## EXERCISE INSTRUCTIONS:
Drop the pictures, then extract the listing word for word.

## RECORD LIST:
• • • •

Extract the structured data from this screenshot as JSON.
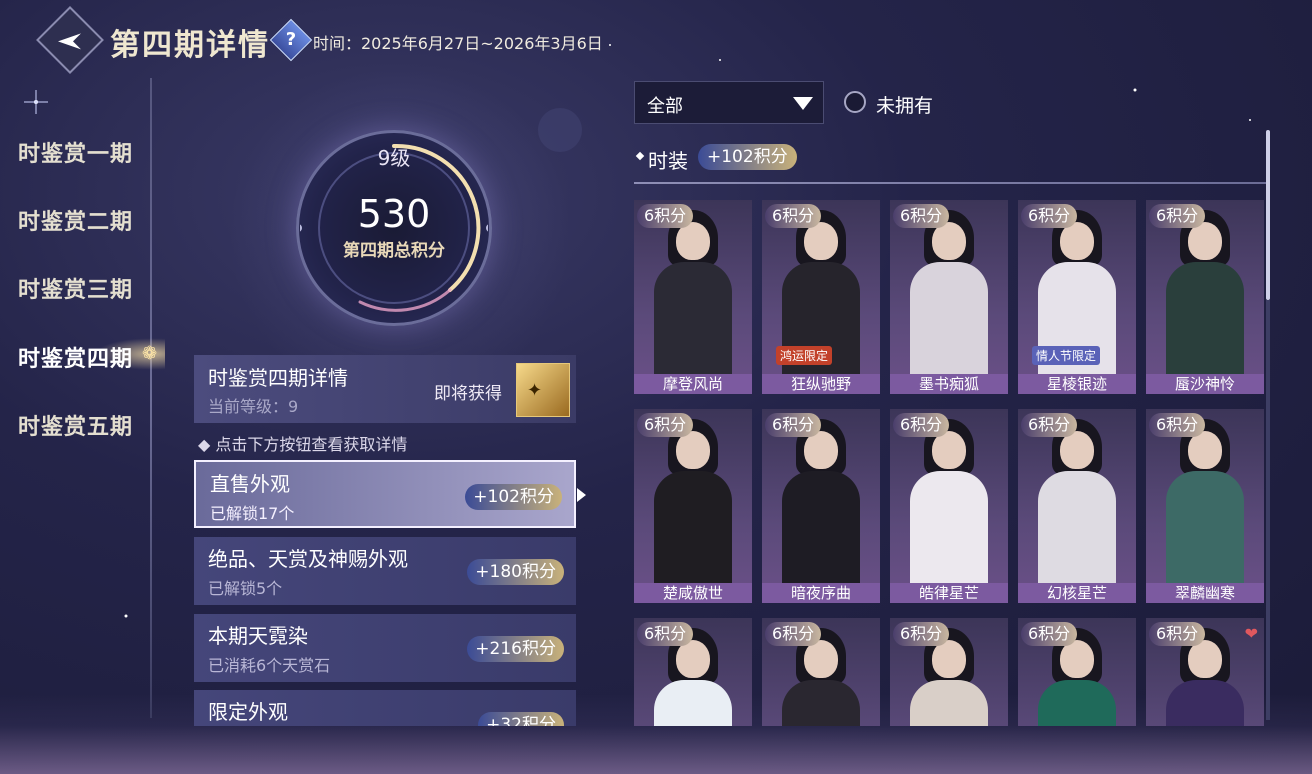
{
  "header": {
    "title": "第四期详情",
    "time_label": "时间：2025年6月27日~2026年3月6日"
  },
  "sidebar": {
    "items": [
      {
        "label": "时鉴赏一期"
      },
      {
        "label": "时鉴赏二期"
      },
      {
        "label": "时鉴赏三期"
      },
      {
        "label": "时鉴赏四期"
      },
      {
        "label": "时鉴赏五期"
      }
    ],
    "active_index": 3
  },
  "score": {
    "level": "9级",
    "total": "530",
    "label": "第四期总积分"
  },
  "detail": {
    "title": "时鉴赏四期详情",
    "current_level": "当前等级：9",
    "soon_label": "即将获得"
  },
  "hint": "◆ 点击下方按钮查看获取详情",
  "categories": [
    {
      "title": "直售外观",
      "sub": "已解锁17个",
      "points": "+102积分"
    },
    {
      "title": "绝品、天赏及神赐外观",
      "sub": "已解锁5个",
      "points": "+180积分"
    },
    {
      "title": "本期天霓染",
      "sub": "已消耗6个天赏石",
      "points": "+216积分"
    },
    {
      "title": "限定外观",
      "sub": "",
      "points": "+32积分"
    }
  ],
  "filter": {
    "selected": "全部",
    "radio_label": "未拥有"
  },
  "section": {
    "title": "时装",
    "points": "+102积分"
  },
  "items": [
    {
      "points": "6积分",
      "name": "摩登风尚",
      "badge": ""
    },
    {
      "points": "6积分",
      "name": "狂纵驰野",
      "badge": "鸿运限定"
    },
    {
      "points": "6积分",
      "name": "墨书痴狐",
      "badge": ""
    },
    {
      "points": "6积分",
      "name": "星棱银迹",
      "badge": "情人节限定"
    },
    {
      "points": "6积分",
      "name": "蜃沙神怜",
      "badge": ""
    },
    {
      "points": "6积分",
      "name": "楚咸傲世",
      "badge": ""
    },
    {
      "points": "6积分",
      "name": "暗夜序曲",
      "badge": ""
    },
    {
      "points": "6积分",
      "name": "皓律星芒",
      "badge": ""
    },
    {
      "points": "6积分",
      "name": "幻核星芒",
      "badge": ""
    },
    {
      "points": "6积分",
      "name": "翠麟幽寒",
      "badge": ""
    },
    {
      "points": "6积分",
      "name": "",
      "badge": ""
    },
    {
      "points": "6积分",
      "name": "",
      "badge": ""
    },
    {
      "points": "6积分",
      "name": "",
      "badge": ""
    },
    {
      "points": "6积分",
      "name": "",
      "badge": ""
    },
    {
      "points": "6积分",
      "name": "",
      "badge": ""
    }
  ],
  "colors": {
    "accent": "#c9b27a",
    "card_name_bg": "#7c5aa0",
    "points_pill": "#3b4b96"
  }
}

• • • •

## COMPLETED EXERCISE:
Extract the structured data from this screenshot as JSON.
{
  "header": {
    "title": "第四期详情",
    "time_label": "时间：2025年6月27日~2026年3月6日"
  },
  "sidebar": {
    "items": [
      {
        "label": "时鉴赏一期"
      },
      {
        "label": "时鉴赏二期"
      },
      {
        "label": "时鉴赏三期"
      },
      {
        "label": "时鉴赏四期"
      },
      {
        "label": "时鉴赏五期"
      }
    ],
    "active_index": 3
  },
  "score": {
    "level": "9级",
    "total": "530",
    "label": "第四期总积分"
  },
  "detail": {
    "title": "时鉴赏四期详情",
    "current_level": "当前等级：9",
    "soon_label": "即将获得"
  },
  "hint": "◆ 点击下方按钮查看获取详情",
  "categories": [
    {
      "title": "直售外观",
      "sub": "已解锁17个",
      "points": "+102积分"
    },
    {
      "title": "绝品、天赏及神赐外观",
      "sub": "已解锁5个",
      "points": "+180积分"
    },
    {
      "title": "本期天霓染",
      "sub": "已消耗6个天赏石",
      "points": "+216积分"
    },
    {
      "title": "限定外观",
      "sub": "",
      "points": "+32积分"
    }
  ],
  "filter": {
    "selected": "全部",
    "radio_label": "未拥有"
  },
  "section": {
    "title": "时装",
    "points": "+102积分"
  },
  "items": [
    {
      "points": "6积分",
      "name": "摩登风尚",
      "badge": ""
    },
    {
      "points": "6积分",
      "name": "狂纵驰野",
      "badge": "鸿运限定"
    },
    {
      "points": "6积分",
      "name": "墨书痴狐",
      "badge": ""
    },
    {
      "points": "6积分",
      "name": "星棱银迹",
      "badge": "情人节限定"
    },
    {
      "points": "6积分",
      "name": "蜃沙神怜",
      "badge": ""
    },
    {
      "points": "6积分",
      "name": "楚咸傲世",
      "badge": ""
    },
    {
      "points": "6积分",
      "name": "暗夜序曲",
      "badge": ""
    },
    {
      "points": "6积分",
      "name": "皓律星芒",
      "badge": ""
    },
    {
      "points": "6积分",
      "name": "幻核星芒",
      "badge": ""
    },
    {
      "points": "6积分",
      "name": "翠麟幽寒",
      "badge": ""
    },
    {
      "points": "6积分",
      "name": "",
      "badge": ""
    },
    {
      "points": "6积分",
      "name": "",
      "badge": ""
    },
    {
      "points": "6积分",
      "name": "",
      "badge": ""
    },
    {
      "points": "6积分",
      "name": "",
      "badge": ""
    },
    {
      "points": "6积分",
      "name": "",
      "badge": ""
    }
  ],
  "colors": {
    "accent": "#c9b27a",
    "card_name_bg": "#7c5aa0",
    "points_pill": "#3b4b96"
  }
}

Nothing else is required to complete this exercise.